====== RECORD EXTRACTS ======
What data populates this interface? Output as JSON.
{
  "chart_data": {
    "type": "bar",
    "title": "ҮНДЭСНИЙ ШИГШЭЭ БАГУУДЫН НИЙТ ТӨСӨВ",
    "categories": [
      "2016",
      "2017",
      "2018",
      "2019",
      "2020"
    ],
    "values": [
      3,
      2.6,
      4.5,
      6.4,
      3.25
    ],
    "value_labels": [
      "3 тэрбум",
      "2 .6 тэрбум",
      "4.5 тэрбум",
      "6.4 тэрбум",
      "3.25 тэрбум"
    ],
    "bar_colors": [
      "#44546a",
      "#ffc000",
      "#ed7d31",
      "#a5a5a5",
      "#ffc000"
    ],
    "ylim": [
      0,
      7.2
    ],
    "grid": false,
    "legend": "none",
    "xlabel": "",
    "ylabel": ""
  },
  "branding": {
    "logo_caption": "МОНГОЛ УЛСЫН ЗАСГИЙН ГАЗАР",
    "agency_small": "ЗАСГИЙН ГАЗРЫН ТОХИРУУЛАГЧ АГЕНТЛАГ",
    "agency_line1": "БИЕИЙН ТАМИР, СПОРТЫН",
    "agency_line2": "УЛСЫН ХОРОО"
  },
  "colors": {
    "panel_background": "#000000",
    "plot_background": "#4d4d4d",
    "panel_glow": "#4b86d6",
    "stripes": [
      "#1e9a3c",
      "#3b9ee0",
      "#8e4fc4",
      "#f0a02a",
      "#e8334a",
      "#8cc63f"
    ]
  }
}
======
====== RECORD EXTRACTS ======
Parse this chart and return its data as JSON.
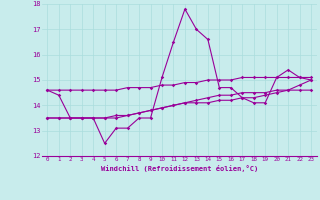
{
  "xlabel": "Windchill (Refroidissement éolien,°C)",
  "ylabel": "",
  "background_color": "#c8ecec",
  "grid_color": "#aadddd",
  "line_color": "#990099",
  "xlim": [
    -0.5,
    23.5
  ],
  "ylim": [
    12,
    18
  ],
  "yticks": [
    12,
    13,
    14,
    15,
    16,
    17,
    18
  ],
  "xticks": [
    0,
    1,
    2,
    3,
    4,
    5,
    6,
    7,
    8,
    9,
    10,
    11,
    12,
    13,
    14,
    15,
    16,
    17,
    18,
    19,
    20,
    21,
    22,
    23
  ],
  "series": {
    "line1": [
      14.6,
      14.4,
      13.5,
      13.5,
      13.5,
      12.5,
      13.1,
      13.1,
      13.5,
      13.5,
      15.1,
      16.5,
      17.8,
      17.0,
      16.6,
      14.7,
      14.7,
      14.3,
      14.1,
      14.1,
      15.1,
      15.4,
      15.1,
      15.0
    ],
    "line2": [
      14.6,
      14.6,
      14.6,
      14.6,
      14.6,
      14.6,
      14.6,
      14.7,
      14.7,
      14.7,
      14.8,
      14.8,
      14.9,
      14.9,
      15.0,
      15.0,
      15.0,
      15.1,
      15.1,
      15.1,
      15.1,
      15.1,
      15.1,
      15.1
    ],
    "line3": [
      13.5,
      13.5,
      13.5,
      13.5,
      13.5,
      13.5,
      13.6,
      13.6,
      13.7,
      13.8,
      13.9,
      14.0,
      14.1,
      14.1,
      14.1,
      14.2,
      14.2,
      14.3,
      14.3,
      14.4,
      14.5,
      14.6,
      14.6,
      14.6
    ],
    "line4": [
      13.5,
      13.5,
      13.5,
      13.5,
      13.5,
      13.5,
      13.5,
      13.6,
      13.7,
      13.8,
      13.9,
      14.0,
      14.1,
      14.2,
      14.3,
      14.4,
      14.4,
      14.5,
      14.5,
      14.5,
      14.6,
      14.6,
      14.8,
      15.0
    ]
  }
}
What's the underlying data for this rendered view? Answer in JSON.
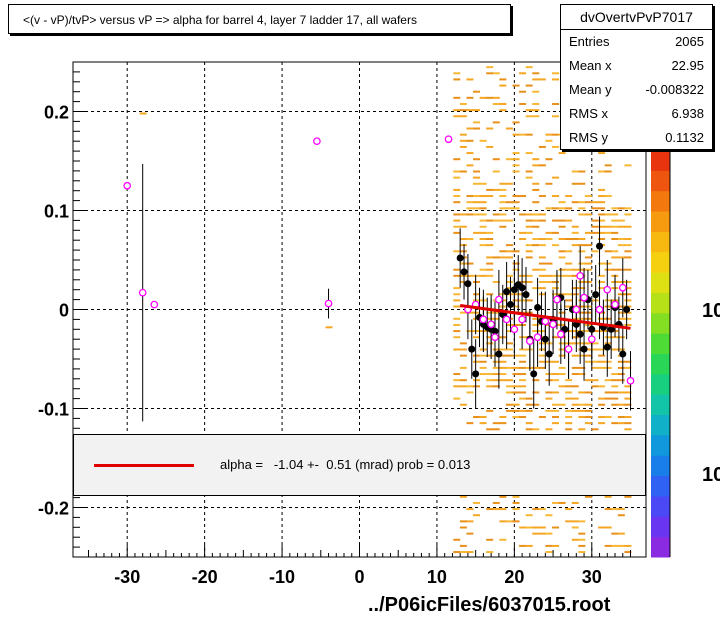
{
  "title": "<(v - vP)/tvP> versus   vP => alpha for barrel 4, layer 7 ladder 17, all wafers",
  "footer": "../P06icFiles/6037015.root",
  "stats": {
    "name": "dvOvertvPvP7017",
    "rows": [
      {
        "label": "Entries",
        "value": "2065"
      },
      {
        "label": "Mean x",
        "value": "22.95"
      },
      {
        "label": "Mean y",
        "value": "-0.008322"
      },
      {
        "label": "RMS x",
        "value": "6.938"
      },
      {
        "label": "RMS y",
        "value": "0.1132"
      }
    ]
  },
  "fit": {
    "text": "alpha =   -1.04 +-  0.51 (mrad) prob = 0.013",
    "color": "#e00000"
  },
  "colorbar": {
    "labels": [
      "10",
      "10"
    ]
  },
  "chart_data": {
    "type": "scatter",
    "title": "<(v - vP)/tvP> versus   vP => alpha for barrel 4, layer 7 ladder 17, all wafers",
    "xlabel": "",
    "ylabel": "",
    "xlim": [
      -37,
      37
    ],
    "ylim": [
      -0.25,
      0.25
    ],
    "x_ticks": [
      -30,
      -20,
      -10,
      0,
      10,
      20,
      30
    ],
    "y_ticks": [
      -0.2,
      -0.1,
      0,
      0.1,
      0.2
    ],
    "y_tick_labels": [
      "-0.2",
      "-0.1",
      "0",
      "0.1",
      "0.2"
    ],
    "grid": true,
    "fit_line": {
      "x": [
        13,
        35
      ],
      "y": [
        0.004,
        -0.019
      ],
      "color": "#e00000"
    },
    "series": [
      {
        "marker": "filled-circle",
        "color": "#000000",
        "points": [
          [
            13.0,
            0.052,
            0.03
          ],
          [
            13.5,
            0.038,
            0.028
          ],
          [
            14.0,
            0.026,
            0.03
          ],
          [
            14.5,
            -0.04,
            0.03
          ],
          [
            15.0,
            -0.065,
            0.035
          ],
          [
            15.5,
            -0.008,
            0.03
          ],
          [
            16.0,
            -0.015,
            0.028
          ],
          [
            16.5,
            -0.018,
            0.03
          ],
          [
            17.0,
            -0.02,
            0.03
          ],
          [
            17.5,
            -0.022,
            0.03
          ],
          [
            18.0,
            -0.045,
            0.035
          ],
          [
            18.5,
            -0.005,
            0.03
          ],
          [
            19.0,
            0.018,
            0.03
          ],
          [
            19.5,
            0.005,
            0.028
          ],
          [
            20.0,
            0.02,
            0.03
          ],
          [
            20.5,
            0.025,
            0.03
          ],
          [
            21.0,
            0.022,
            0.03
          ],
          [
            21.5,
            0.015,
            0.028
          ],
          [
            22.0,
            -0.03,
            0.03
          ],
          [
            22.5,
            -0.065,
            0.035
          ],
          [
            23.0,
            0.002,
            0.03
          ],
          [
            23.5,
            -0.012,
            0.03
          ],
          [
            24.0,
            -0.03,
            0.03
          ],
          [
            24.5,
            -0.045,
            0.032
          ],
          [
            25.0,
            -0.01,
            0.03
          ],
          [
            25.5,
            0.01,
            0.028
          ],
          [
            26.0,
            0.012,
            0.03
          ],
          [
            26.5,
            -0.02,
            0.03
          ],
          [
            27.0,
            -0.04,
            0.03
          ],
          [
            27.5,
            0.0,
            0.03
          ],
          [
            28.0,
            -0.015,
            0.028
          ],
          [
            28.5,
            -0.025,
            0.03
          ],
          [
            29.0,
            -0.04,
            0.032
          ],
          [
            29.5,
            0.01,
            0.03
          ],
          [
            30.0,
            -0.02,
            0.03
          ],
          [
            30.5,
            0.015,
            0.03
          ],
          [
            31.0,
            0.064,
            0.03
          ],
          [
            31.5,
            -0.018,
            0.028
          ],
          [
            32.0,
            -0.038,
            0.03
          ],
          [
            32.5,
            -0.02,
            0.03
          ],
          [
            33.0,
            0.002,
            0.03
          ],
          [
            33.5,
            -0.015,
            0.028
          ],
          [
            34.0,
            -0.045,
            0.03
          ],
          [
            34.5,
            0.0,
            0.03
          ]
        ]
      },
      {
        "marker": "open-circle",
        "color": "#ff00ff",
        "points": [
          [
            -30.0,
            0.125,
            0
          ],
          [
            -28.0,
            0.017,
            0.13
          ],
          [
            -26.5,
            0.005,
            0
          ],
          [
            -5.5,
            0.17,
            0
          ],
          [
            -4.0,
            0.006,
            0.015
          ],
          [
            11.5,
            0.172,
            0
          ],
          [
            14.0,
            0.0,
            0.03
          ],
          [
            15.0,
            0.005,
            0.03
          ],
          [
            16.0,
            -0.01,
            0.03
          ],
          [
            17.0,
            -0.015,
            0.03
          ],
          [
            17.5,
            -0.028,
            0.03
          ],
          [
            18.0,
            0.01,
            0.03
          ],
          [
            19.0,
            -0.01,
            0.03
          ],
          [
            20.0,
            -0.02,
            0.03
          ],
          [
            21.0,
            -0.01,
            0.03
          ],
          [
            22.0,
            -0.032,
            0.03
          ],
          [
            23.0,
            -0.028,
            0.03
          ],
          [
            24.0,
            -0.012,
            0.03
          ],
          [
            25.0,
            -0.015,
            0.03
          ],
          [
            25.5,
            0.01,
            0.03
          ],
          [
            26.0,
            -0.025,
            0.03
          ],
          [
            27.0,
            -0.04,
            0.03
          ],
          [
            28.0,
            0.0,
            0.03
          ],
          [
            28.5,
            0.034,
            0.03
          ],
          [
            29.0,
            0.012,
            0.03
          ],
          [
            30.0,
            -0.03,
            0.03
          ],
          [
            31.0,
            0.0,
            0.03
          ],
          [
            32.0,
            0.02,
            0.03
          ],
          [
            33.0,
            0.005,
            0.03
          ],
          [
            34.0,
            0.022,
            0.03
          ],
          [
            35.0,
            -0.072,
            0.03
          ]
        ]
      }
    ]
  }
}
======
## TASK PROMPT
Gather all lines of the records that include the word "layer".

## REPLY TO THE TASK
  "title": "<(v - vP)/tvP> versus   vP => alpha for barrel 4, layer 7 ladder 17, all wafers",
    "title": "<(v - vP)/tvP> versus   vP => alpha for barrel 4, layer 7 ladder 17, all wafers",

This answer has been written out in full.